* **WRITTEN INSTRUCTION**: Leave out the pictures and transcribe everything else exactly.

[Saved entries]
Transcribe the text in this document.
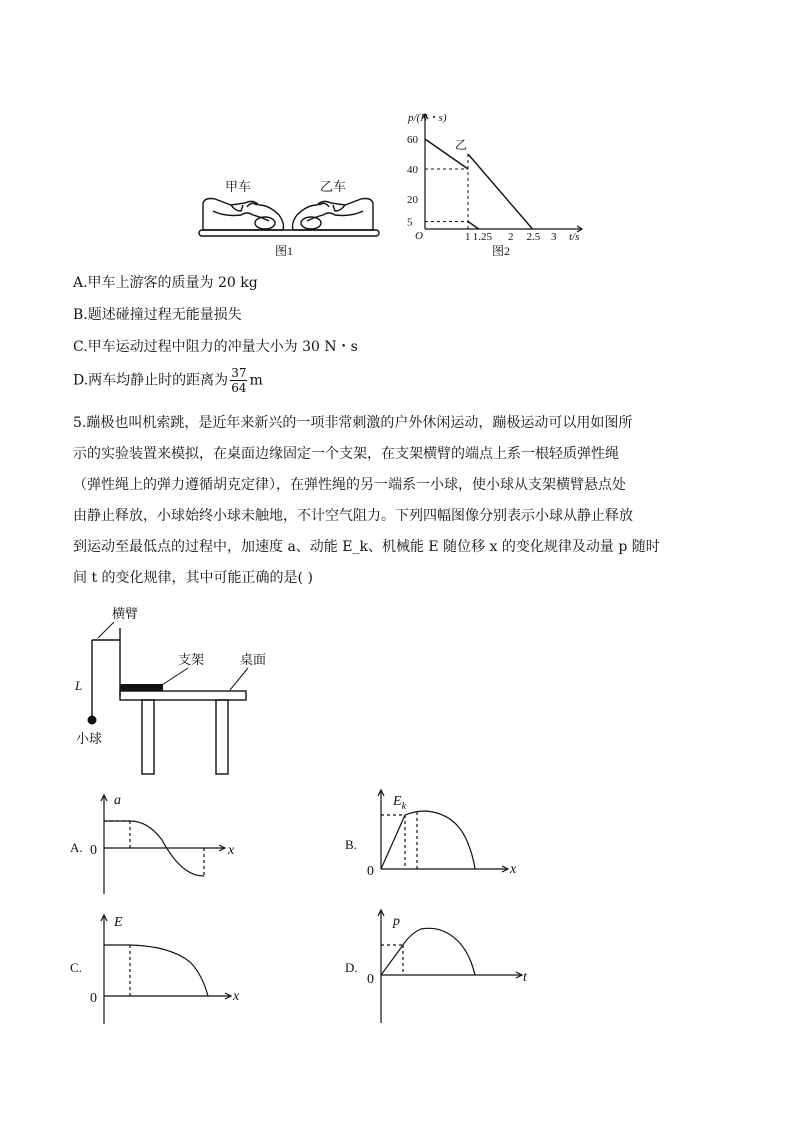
甲车	乙车
图1
p/(N・s)
t/s
O
乙
60
40
20
5
1 1.25 2 2.5 3
图2
A.甲车上游客的质量为 20 kg
B.题述碰撞过程无能量损失
C.甲车运动过程中阻力的冲量大小为 30 N・s
D.两车均静止时的距离为 $\frac{37}{64}$ m
5.蹦极也叫机索跳，是近年来新兴的一项非常刺激的户外休闲运动，蹦极运动可以用如图所
示的实验装置来模拟，在桌面边缘固定一个支架，在支架横臂的端点上系一根轻质弹性绳
（弹性绳上的弹力遵循胡克定律），在弹性绳的另一端系一小球，使小球从支架横臂悬点处
由静止释放，小球始终小球未触地，不计空气阻力。下列四幅图像分别表示小球从静止释放
到运动至最低点的过程中，加速度 a、动能 E_k、机械能 E 随位移 x 的变化规律及动量 p 随时
间 t 的变化规律，其中可能正确的是( )
横臂
L
小球
支架	桌面
A.
a
x
0	B.
$E_k$
x
0
C.
E
x
0
D.
p
t
0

* **RESPONSE FOR THIS EXERCISE**:
Transcribe the text in this document.
甲车	乙车
图1
p/(N・s)
t/s
O
乙
60
40
20
5
1 1.25 2 2.5 3
图2
A.甲车上游客的质量为 20 kg
B.题述碰撞过程无能量损失
C.甲车运动过程中阻力的冲量大小为 30 N・s
D.两车均静止时的距离为 $\frac{37}{64}$ m
5.蹦极也叫机索跳，是近年来新兴的一项非常刺激的户外休闲运动，蹦极运动可以用如图所
示的实验装置来模拟，在桌面边缘固定一个支架，在支架横臂的端点上系一根轻质弹性绳
（弹性绳上的弹力遵循胡克定律），在弹性绳的另一端系一小球，使小球从支架横臂悬点处
由静止释放，小球始终小球未触地，不计空气阻力。下列四幅图像分别表示小球从静止释放
到运动至最低点的过程中，加速度 a、动能 E_k、机械能 E 随位移 x 的变化规律及动量 p 随时
间 t 的变化规律，其中可能正确的是( )
横臂
L
小球
支架	桌面
A.
a
x
0	B.
$E_k$
x
0
C.
E
x
0
D.
p
t
0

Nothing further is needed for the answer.